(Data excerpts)

===

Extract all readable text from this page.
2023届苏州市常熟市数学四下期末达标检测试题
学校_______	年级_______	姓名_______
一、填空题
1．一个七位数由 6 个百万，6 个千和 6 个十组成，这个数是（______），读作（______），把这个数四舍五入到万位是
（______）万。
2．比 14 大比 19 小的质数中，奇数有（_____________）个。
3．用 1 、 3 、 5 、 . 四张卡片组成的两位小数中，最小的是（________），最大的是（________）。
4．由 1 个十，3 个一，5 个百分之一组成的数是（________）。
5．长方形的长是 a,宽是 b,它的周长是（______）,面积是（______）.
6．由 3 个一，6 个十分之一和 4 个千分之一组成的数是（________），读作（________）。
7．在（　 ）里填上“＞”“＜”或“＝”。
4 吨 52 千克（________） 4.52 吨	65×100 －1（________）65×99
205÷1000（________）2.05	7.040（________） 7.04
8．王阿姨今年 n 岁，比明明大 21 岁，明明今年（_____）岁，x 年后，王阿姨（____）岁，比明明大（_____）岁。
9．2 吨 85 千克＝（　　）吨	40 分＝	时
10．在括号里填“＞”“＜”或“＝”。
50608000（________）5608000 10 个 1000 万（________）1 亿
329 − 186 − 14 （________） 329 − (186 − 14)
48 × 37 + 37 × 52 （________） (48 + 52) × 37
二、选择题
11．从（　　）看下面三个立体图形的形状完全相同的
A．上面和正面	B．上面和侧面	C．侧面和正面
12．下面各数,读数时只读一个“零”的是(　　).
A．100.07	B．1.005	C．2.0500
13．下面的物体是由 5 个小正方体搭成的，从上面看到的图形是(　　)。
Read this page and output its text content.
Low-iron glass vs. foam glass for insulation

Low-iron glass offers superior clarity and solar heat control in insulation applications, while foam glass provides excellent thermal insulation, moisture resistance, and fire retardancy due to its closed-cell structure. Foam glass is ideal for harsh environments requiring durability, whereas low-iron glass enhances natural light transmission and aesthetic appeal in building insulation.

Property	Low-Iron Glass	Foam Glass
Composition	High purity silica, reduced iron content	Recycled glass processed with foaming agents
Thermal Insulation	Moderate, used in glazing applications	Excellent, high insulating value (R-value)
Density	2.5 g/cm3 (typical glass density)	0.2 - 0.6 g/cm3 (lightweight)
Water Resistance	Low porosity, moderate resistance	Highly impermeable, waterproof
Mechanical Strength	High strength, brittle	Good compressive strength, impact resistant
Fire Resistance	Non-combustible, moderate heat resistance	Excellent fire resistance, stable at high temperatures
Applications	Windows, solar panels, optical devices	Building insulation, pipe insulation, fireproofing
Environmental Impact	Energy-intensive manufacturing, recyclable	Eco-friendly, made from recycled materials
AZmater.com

===

Your task is to transcribe the material exactly.

* [Solution to this task]
Extract all readable text from this page.
2023届苏州市常熟市数学四下期末达标检测试题
学校_______	年级_______	姓名_______
一、填空题
1．一个七位数由 6 个百万，6 个千和 6 个十组成，这个数是（______），读作（______），把这个数四舍五入到万位是
（______）万。
2．比 14 大比 19 小的质数中，奇数有（_____________）个。
3．用 1 、 3 、 5 、 . 四张卡片组成的两位小数中，最小的是（________），最大的是（________）。
4．由 1 个十，3 个一，5 个百分之一组成的数是（________）。
5．长方形的长是 a,宽是 b,它的周长是（______）,面积是（______）.
6．由 3 个一，6 个十分之一和 4 个千分之一组成的数是（________），读作（________）。
7．在（　 ）里填上“＞”“＜”或“＝”。
4 吨 52 千克（________） 4.52 吨	65×100 －1（________）65×99
205÷1000（________）2.05	7.040（________） 7.04
8．王阿姨今年 n 岁，比明明大 21 岁，明明今年（_____）岁，x 年后，王阿姨（____）岁，比明明大（_____）岁。
9．2 吨 85 千克＝（　　）吨	40 分＝	时
10．在括号里填“＞”“＜”或“＝”。
50608000（________）5608000 10 个 1000 万（________）1 亿
329 − 186 − 14 （________） 329 − (186 − 14)
48 × 37 + 37 × 52 （________） (48 + 52) × 37
二、选择题
11．从（　　）看下面三个立体图形的形状完全相同的
A．上面和正面	B．上面和侧面	C．侧面和正面
12．下面各数,读数时只读一个“零”的是(　　).
A．100.07	B．1.005	C．2.0500
13．下面的物体是由 5 个小正方体搭成的，从上面看到的图形是(　　)。
Read this page and output its text content.
Low-iron glass vs. foam glass for insulation

Low-iron glass offers superior clarity and solar heat control in insulation applications, while foam glass provides excellent thermal insulation, moisture resistance, and fire retardancy due to its closed-cell structure. Foam glass is ideal for harsh environments requiring durability, whereas low-iron glass enhances natural light transmission and aesthetic appeal in building insulation.

Property	Low-Iron Glass	Foam Glass
Composition	High purity silica, reduced iron content	Recycled glass processed with foaming agents
Thermal Insulation	Moderate, used in glazing applications	Excellent, high insulating value (R-value)
Density	2.5 g/cm3 (typical glass density)	0.2 - 0.6 g/cm3 (lightweight)
Water Resistance	Low porosity, moderate resistance	Highly impermeable, waterproof
Mechanical Strength	High strength, brittle	Good compressive strength, impact resistant
Fire Resistance	Non-combustible, moderate heat resistance	Excellent fire resistance, stable at high temperatures
Applications	Windows, solar panels, optical devices	Building insulation, pipe insulation, fireproofing
Environmental Impact	Energy-intensive manufacturing, recyclable	Eco-friendly, made from recycled materials
AZmater.com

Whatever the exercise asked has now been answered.